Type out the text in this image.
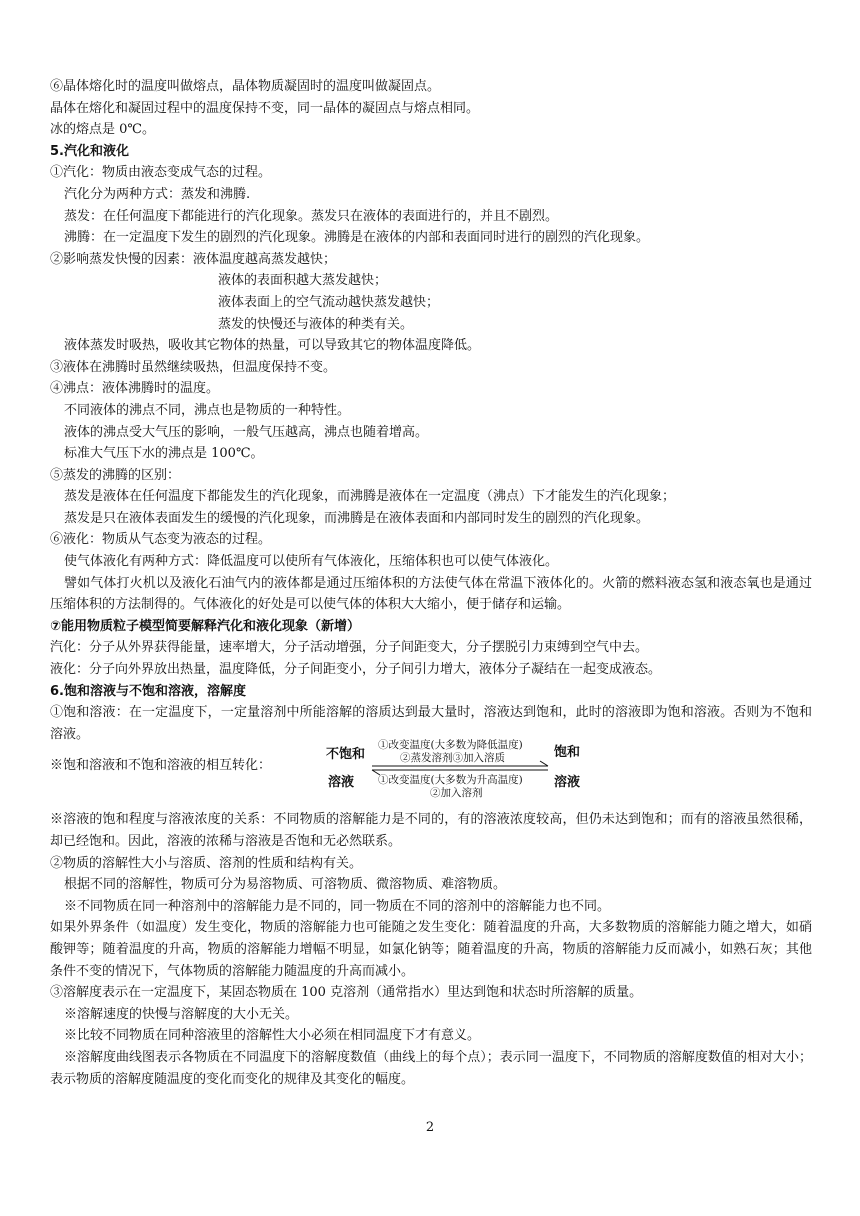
⑥晶体熔化时的温度叫做熔点，晶体物质凝固时的温度叫做凝固点。
晶体在熔化和凝固过程中的温度保持不变，同一晶体的凝固点与熔点相同。
冰的熔点是 0℃。
5.汽化和液化
①汽化：物质由液态变成气态的过程。
汽化分为两种方式：蒸发和沸腾.
蒸发：在任何温度下都能进行的汽化现象。蒸发只在液体的表面进行的，并且不剧烈。
沸腾：在一定温度下发生的剧烈的汽化现象。沸腾是在液体的内部和表面同时进行的剧烈的汽化现象。
②影响蒸发快慢的因素：液体温度越高蒸发越快；
液体的表面积越大蒸发越快；
液体表面上的空气流动越快蒸发越快；
蒸发的快慢还与液体的种类有关。
液体蒸发时吸热，吸收其它物体的热量，可以导致其它的物体温度降低。
③液体在沸腾时虽然继续吸热，但温度保持不变。
④沸点：液体沸腾时的温度。
不同液体的沸点不同，沸点也是物质的一种特性。
液体的沸点受大气压的影响，一般气压越高，沸点也随着增高。
标准大气压下水的沸点是 100℃。
⑤蒸发的沸腾的区别：
蒸发是液体在任何温度下都能发生的汽化现象，而沸腾是液体在一定温度（沸点）下才能发生的汽化现象；
蒸发是只在液体表面发生的缓慢的汽化现象，而沸腾是在液体表面和内部同时发生的剧烈的汽化现象。
⑥液化：物质从气态变为液态的过程。
使气体液化有两种方式：降低温度可以使所有气体液化，压缩体积也可以使气体液化。
譬如气体打火机以及液化石油气内的液体都是通过压缩体积的方法使气体在常温下液体化的。火箭的燃料液态氢和液态氧也是通过压缩体积的方法制得的。气体液化的好处是可以使气体的体积大大缩小，便于储存和运输。
⑦能用物质粒子模型简要解释汽化和液化现象（新增）
汽化：分子从外界获得能量，速率增大，分子活动增强，分子间距变大，分子摆脱引力束缚到空气中去。
液化：分子向外界放出热量，温度降低，分子间距变小，分子间引力增大，液体分子凝结在一起变成液态。
6.饱和溶液与不饱和溶液，溶解度
①饱和溶液：在一定温度下，一定量溶剂中所能溶解的溶质达到最大量时，溶液达到饱和，此时的溶液即为饱和溶液。否则为不饱和溶液。
※饱和溶液和不饱和溶液的相互转化：
不饱和
溶液
饱和
溶液
①改变温度(大多数为降低温度)
②蒸发溶剂③加入溶质
①改变温度(大多数为升高温度)
②加入溶剂
※溶液的饱和程度与溶液浓度的关系：不同物质的溶解能力是不同的，有的溶液浓度较高，但仍未达到饱和；而有的溶液虽然很稀，却已经饱和。因此，溶液的浓稀与溶液是否饱和无必然联系。
②物质的溶解性大小与溶质、溶剂的性质和结构有关。
根据不同的溶解性，物质可分为易溶物质、可溶物质、微溶物质、难溶物质。
※不同物质在同一种溶剂中的溶解能力是不同的，同一物质在不同的溶剂中的溶解能力也不同。
如果外界条件（如温度）发生变化，物质的溶解能力也可能随之发生变化：随着温度的升高，大多数物质的溶解能力随之增大，如硝酸钾等；随着温度的升高，物质的溶解能力增幅不明显，如氯化钠等；随着温度的升高，物质的溶解能力反而减小，如熟石灰；其他条件不变的情况下，气体物质的溶解能力随温度的升高而减小。
③溶解度表示在一定温度下，某固态物质在 100 克溶剂（通常指水）里达到饱和状态时所溶解的质量。
※溶解速度的快慢与溶解度的大小无关。
※比较不同物质在同种溶液里的溶解性大小必须在相同温度下才有意义。
※溶解度曲线图表示各物质在不同温度下的溶解度数值（曲线上的每个点）；表示同一温度下，不同物质的溶解度数值的相对大小；表示物质的溶解度随温度的变化而变化的规律及其变化的幅度。
2
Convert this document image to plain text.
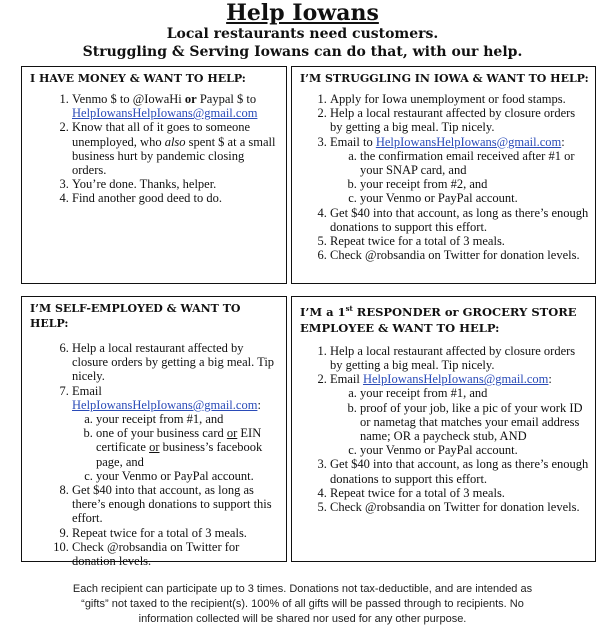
Help Iowans
Local restaurants need customers.
Struggling & Serving Iowans can do that, with our help.
I HAVE MONEY & WANT TO HELP:
1. Venmo $ to @IowaHi or Paypal $ to
HelpIowansHelpIowans@gmail.com
2. Know that all of it goes to someone unemployed, who also spent $ at a small business hurt by pandemic closing orders.
3. You’re done. Thanks, helper.
4. Find another good deed to do.
I’M STRUGGLING IN IOWA & WANT TO HELP:
1. Apply for Iowa unemployment or food stamps.
2. Help a local restaurant affected by closure orders by getting a big meal. Tip nicely.
3. Email to HelpIowansHelpIowans@gmail.com:
a. the confirmation email received after #1 or your SNAP card, and
b. your receipt from #2, and
c. your Venmo or PayPal account.
4. Get $40 into that account, as long as there’s enough donations to support this effort.
5. Repeat twice for a total of 3 meals.
6. Check @robsandia on Twitter for donation levels.
I’M SELF-EMPLOYED & WANT TO HELP:
6. Help a local restaurant affected by closure orders by getting a big meal. Tip nicely.
7. Email
HelpIowansHelpIowans@gmail.com:
a. your receipt from #1, and
b. one of your business card or EIN certificate or business’s facebook page, and
c. your Venmo or PayPal account.
8. Get $40 into that account, as long as there’s enough donations to support this effort.
9. Repeat twice for a total of 3 meals.
10. Check @robsandia on Twitter for donation levels.
I’M a 1st RESPONDER or GROCERY STORE EMPLOYEE & WANT TO HELP:
1. Help a local restaurant affected by closure orders by getting a big meal. Tip nicely.
2. Email HelpIowansHelpIowans@gmail.com:
a. your receipt from #1, and
b. proof of your job, like a pic of your work ID or nametag that matches your email address name; OR a paycheck stub, AND
c. your Venmo or PayPal account.
3. Get $40 into that account, as long as there’s enough donations to support this effort.
4. Repeat twice for a total of 3 meals.
5. Check @robsandia on Twitter for donation levels.
Each recipient can participate up to 3 times. Donations not tax-deductible, and are intended as
“gifts” not taxed to the recipient(s). 100% of all gifts will be passed through to recipients. No
information collected will be shared nor used for any other purpose.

=======

Above are some records. Count the lines among them with the word "into", and answer with the number only.

3